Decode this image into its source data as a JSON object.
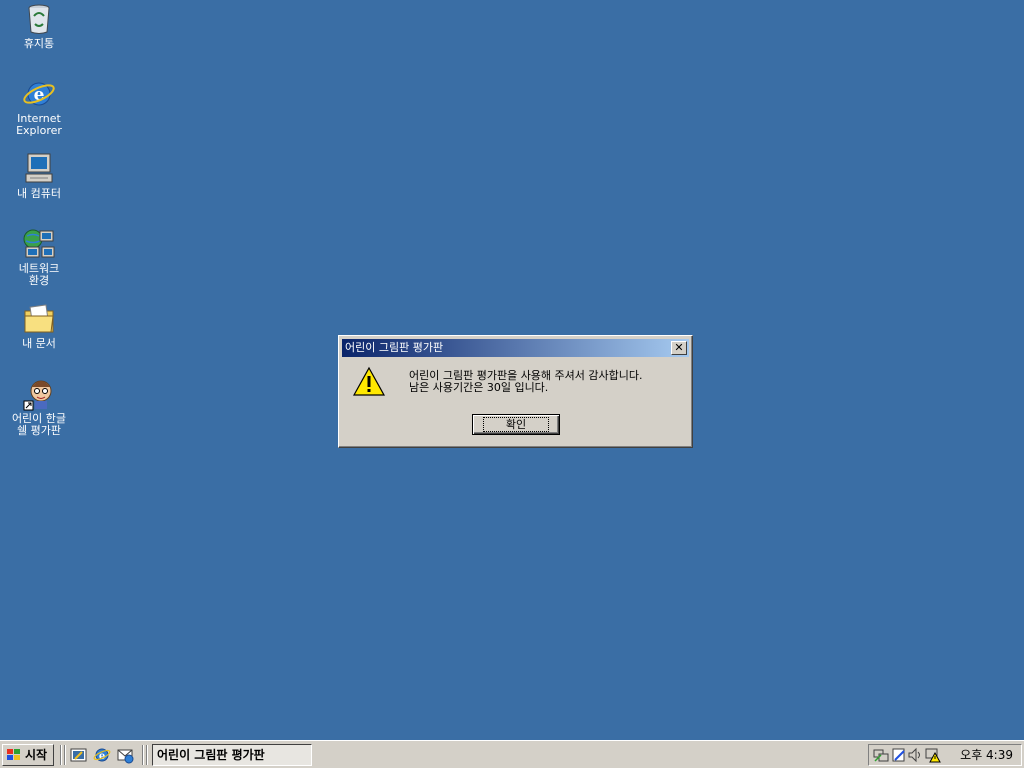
{
  "desktop": {
    "icons": [
      {
        "label": "휴지통"
      },
      {
        "label": "Internet\nExplorer"
      },
      {
        "label": "내 컴퓨터"
      },
      {
        "label": "네트워크\n환경"
      },
      {
        "label": "내 문서"
      },
      {
        "label": "어린이 한글\n쉘 평가판"
      }
    ]
  },
  "dialog": {
    "title": "어린이 그림판 평가판",
    "message_line1": "어린이 그림판 평가판을 사용해 주셔서 감사합니다.",
    "message_line2": "남은 사용기간은 30일 입니다.",
    "ok_label": "확인",
    "close_symbol": "✕",
    "icon": "warning-icon"
  },
  "taskbar": {
    "start_label": "시작",
    "active_task": "어린이 그림판 평가판",
    "clock": "오후 4:39"
  },
  "colors": {
    "desktop_bg": "#3a6ea5",
    "window_face": "#d4d0c8",
    "title_active": "#0a246a"
  }
}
────────────────────
§ **Required task**: Transcribe the material exactly, keeping every word and none of the pictures.

§ **Answer to this exercise**:
Decode this image into its source data as a JSON object.
{
  "desktop": {
    "icons": [
      {
        "label": "휴지통"
      },
      {
        "label": "Internet\nExplorer"
      },
      {
        "label": "내 컴퓨터"
      },
      {
        "label": "네트워크\n환경"
      },
      {
        "label": "내 문서"
      },
      {
        "label": "어린이 한글\n쉘 평가판"
      }
    ]
  },
  "dialog": {
    "title": "어린이 그림판 평가판",
    "message_line1": "어린이 그림판 평가판을 사용해 주셔서 감사합니다.",
    "message_line2": "남은 사용기간은 30일 입니다.",
    "ok_label": "확인",
    "close_symbol": "✕",
    "icon": "warning-icon"
  },
  "taskbar": {
    "start_label": "시작",
    "active_task": "어린이 그림판 평가판",
    "clock": "오후 4:39"
  },
  "colors": {
    "desktop_bg": "#3a6ea5",
    "window_face": "#d4d0c8",
    "title_active": "#0a246a"
  }
}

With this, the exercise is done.